Find every line in the records below that holds the word "Πατρών", and copy each one.

[Records]
# # # # #

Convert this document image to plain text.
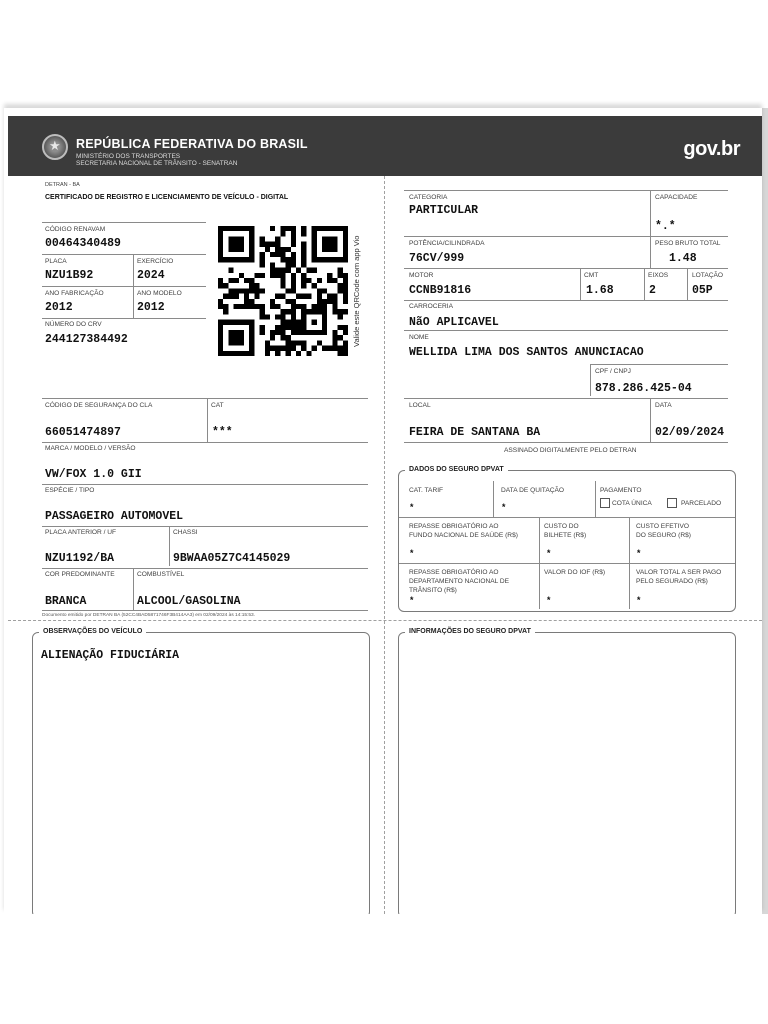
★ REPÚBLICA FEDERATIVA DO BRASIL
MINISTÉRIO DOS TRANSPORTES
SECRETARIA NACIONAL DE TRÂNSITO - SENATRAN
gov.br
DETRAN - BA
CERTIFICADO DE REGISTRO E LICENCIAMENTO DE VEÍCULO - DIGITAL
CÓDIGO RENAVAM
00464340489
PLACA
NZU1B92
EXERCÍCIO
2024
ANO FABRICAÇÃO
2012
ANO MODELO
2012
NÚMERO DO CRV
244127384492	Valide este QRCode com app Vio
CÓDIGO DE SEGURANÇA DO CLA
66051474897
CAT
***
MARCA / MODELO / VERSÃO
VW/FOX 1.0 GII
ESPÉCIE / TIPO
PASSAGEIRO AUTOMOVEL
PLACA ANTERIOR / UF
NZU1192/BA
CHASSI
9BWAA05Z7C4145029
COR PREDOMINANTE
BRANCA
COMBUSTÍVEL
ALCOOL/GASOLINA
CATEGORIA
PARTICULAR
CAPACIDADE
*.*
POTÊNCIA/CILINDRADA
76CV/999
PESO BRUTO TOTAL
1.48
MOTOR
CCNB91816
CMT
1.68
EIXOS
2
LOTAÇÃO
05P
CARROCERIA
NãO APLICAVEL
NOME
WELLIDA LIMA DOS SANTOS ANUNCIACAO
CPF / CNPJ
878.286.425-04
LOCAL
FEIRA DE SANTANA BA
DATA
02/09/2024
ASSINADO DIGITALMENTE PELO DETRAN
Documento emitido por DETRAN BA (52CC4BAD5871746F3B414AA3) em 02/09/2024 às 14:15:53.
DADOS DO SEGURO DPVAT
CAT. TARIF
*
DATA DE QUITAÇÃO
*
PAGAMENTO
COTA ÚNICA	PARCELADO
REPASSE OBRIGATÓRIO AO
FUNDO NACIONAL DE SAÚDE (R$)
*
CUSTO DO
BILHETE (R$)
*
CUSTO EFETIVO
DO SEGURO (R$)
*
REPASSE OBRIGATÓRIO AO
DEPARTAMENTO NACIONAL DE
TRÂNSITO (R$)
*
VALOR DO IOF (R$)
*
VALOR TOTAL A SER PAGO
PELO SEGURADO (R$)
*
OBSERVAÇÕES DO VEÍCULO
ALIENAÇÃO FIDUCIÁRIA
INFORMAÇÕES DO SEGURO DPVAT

# # # # #

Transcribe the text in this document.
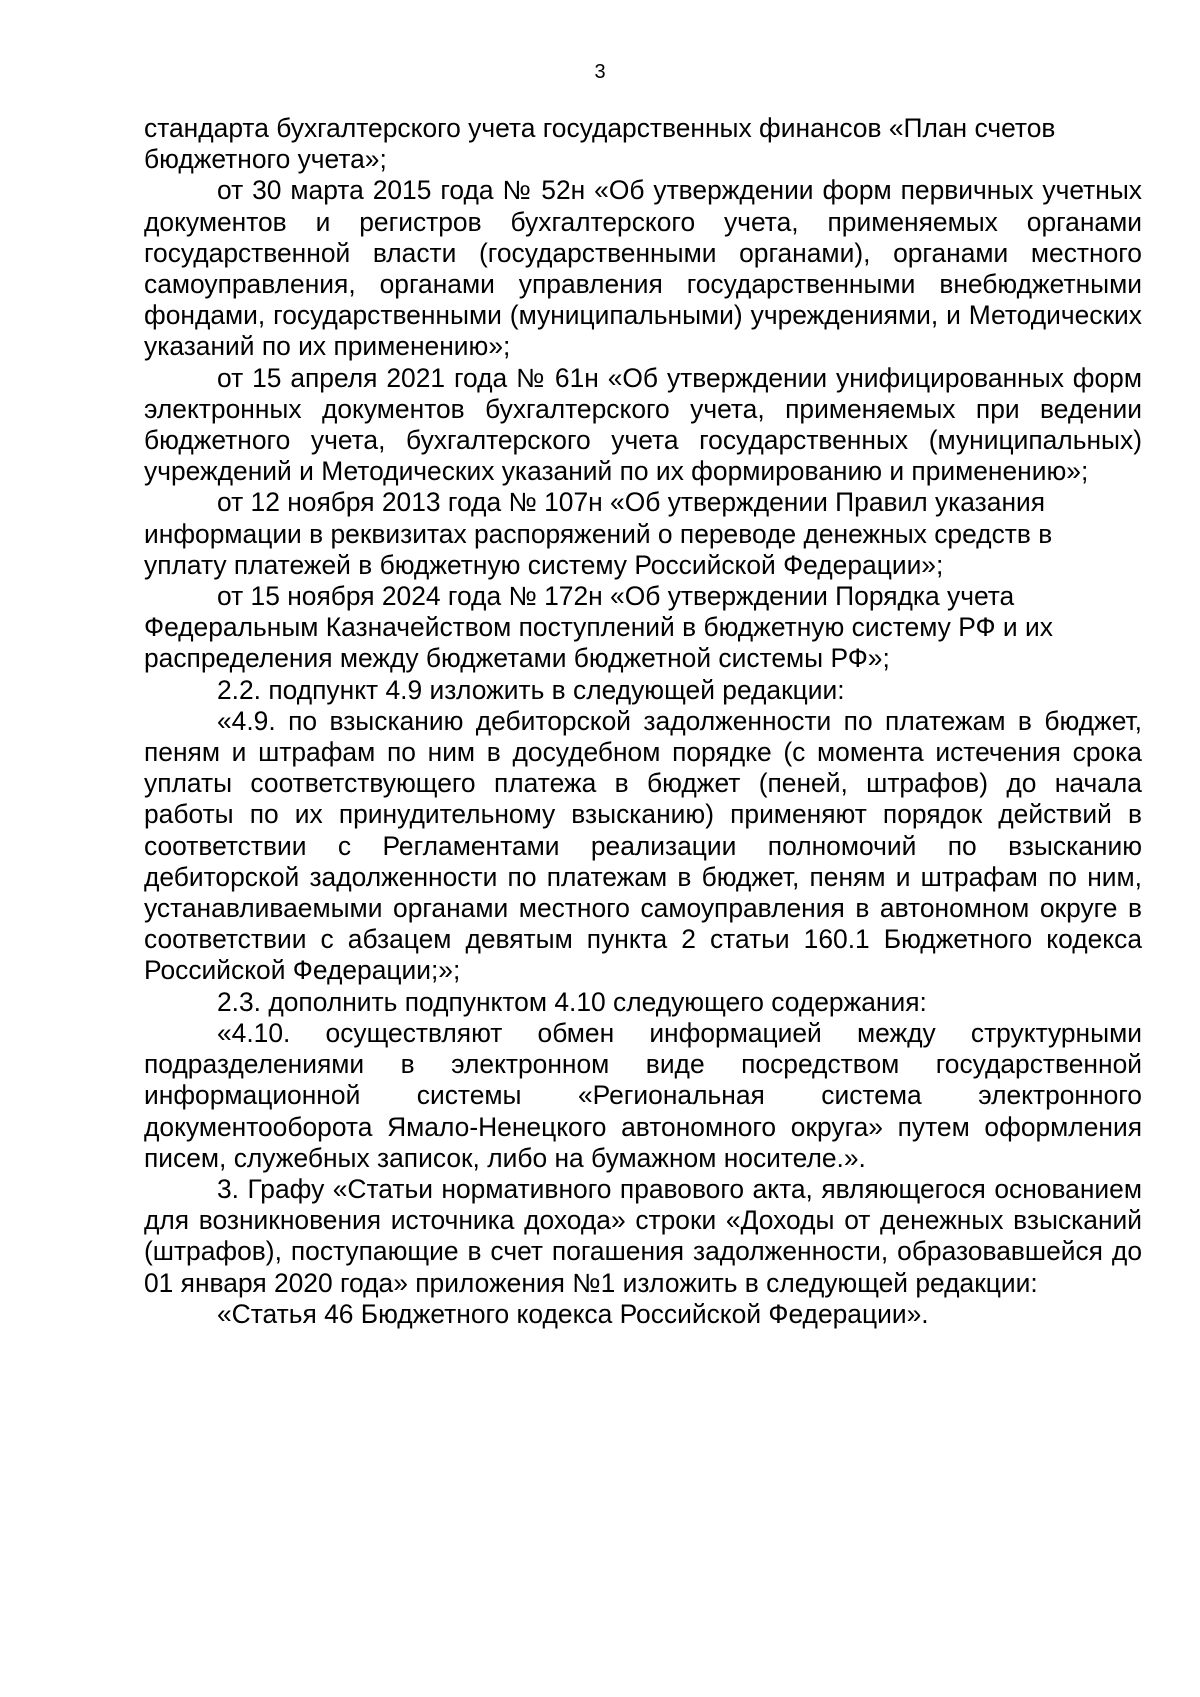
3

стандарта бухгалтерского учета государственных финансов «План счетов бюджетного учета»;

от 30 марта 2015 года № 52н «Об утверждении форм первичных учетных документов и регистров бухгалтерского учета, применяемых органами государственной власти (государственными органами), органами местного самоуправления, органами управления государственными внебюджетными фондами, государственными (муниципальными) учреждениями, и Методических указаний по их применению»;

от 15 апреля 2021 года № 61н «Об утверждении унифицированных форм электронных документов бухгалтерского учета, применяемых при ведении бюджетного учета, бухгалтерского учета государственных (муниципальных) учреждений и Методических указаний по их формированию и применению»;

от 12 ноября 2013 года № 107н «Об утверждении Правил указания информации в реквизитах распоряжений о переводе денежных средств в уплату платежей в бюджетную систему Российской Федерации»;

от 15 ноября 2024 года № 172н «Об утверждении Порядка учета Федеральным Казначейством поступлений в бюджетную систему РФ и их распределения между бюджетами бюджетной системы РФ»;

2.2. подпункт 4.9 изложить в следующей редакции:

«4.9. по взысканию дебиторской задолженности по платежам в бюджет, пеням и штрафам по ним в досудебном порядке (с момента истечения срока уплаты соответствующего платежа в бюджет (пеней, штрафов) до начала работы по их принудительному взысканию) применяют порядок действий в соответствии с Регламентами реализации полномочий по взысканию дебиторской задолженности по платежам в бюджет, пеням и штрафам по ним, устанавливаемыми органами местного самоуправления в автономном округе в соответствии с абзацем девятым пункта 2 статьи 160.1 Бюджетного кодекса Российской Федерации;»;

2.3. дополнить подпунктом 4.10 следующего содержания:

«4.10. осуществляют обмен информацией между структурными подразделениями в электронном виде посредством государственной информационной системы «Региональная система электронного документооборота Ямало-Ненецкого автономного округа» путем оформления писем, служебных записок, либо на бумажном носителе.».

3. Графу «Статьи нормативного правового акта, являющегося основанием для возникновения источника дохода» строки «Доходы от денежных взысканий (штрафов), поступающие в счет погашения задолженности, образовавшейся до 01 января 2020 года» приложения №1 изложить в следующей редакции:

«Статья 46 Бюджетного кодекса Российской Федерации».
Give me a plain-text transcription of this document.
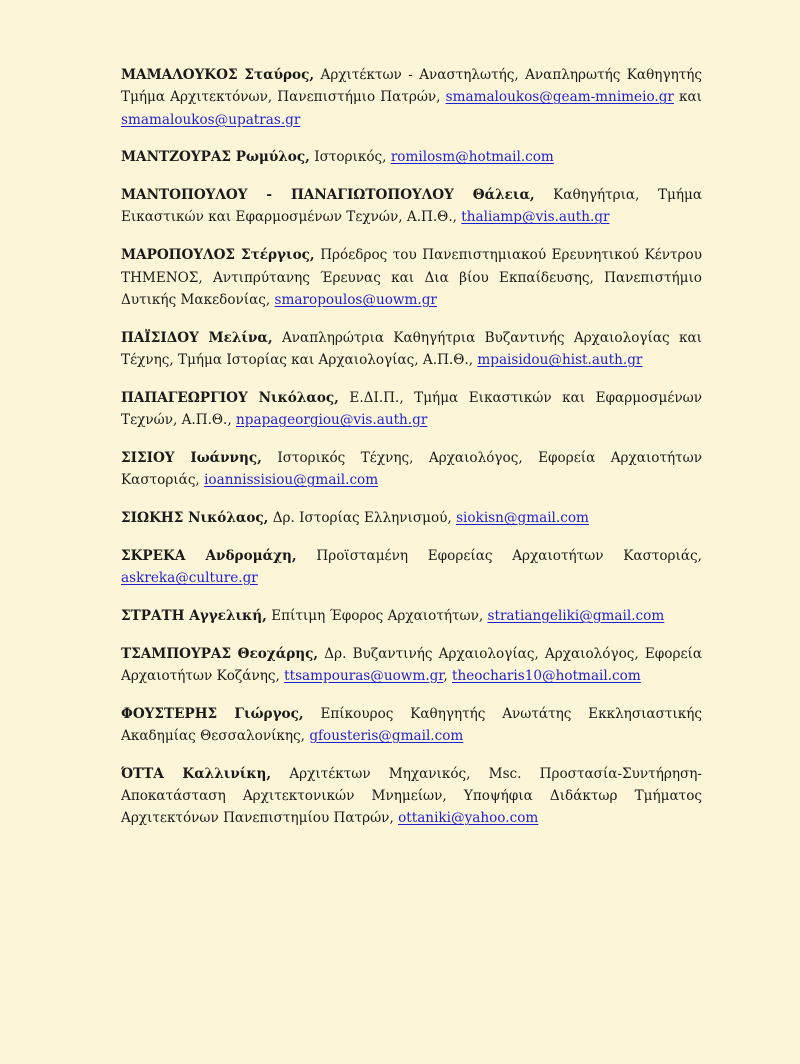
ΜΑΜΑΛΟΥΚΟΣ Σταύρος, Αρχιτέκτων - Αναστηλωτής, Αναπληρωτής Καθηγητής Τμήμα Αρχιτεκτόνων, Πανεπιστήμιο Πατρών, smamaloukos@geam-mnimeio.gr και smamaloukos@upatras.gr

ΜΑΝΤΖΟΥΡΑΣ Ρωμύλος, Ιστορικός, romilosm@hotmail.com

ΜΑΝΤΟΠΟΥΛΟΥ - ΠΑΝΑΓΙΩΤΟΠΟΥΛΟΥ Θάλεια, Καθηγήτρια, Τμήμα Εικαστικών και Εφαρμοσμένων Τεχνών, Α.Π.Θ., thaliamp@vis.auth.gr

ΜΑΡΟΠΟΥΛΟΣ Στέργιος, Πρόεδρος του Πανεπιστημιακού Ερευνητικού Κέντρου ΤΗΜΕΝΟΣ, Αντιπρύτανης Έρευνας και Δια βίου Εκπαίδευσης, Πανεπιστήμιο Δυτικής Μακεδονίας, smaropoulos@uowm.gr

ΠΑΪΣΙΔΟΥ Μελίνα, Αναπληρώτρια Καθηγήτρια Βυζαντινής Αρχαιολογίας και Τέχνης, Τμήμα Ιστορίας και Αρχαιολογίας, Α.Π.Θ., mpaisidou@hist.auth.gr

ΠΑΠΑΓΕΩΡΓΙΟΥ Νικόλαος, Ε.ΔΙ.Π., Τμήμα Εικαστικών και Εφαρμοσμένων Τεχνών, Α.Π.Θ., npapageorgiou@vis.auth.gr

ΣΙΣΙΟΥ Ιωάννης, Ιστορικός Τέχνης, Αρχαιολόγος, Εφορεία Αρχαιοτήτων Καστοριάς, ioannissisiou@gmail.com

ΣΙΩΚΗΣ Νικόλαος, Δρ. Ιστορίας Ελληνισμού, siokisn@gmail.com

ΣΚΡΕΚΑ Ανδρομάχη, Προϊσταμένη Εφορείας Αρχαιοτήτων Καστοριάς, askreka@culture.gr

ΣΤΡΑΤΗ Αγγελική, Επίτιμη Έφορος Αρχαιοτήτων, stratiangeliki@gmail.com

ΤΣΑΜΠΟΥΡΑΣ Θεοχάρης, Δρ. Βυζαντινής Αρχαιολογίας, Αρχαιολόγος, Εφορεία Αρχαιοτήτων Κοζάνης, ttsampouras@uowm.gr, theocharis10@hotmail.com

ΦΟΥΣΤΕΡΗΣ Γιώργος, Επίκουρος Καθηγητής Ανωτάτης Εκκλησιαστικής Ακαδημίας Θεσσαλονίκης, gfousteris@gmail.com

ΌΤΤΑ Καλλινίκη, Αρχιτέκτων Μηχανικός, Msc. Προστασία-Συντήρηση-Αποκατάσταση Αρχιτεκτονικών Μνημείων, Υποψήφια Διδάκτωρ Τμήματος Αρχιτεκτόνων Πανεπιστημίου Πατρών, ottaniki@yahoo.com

# # # # #

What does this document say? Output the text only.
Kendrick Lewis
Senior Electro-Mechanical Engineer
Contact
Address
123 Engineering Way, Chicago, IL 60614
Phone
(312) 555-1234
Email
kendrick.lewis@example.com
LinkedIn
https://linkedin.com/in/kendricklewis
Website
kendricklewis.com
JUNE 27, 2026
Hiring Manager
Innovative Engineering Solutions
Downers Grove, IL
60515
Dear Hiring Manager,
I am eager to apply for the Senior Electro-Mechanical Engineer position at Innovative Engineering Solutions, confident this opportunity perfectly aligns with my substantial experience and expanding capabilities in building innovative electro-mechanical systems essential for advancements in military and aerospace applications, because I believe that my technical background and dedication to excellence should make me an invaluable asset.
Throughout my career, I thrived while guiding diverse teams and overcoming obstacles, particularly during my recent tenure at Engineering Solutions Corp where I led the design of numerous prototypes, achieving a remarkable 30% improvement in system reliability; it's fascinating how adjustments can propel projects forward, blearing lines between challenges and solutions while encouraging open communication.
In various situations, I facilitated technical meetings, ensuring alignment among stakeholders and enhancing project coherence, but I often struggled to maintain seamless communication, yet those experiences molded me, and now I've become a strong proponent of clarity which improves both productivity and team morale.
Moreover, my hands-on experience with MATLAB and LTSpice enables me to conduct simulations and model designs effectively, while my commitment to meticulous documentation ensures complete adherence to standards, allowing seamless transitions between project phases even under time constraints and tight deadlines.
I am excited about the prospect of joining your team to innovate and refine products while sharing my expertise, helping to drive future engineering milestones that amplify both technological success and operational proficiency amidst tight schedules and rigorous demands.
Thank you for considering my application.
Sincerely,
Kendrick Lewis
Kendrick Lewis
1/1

# # # # #

◆ **TASK OUTPUT**
ΜΑΜΑΛΟΥΚΟΣ Σταύρος, Αρχιτέκτων - Αναστηλωτής, Αναπληρωτής Καθηγητής Τμήμα Αρχιτεκτόνων, Πανεπιστήμιο Πατρών, smamaloukos@geam-mnimeio.gr και smamaloukos@upatras.gr
ΌΤΤΑ Καλλινίκη, Αρχιτέκτων Μηχανικός, Msc. Προστασία-Συντήρηση-Αποκατάσταση Αρχιτεκτονικών Μνημείων, Υποψήφια Διδάκτωρ Τμήματος Αρχιτεκτόνων Πανεπιστημίου Πατρών, ottaniki@yahoo.com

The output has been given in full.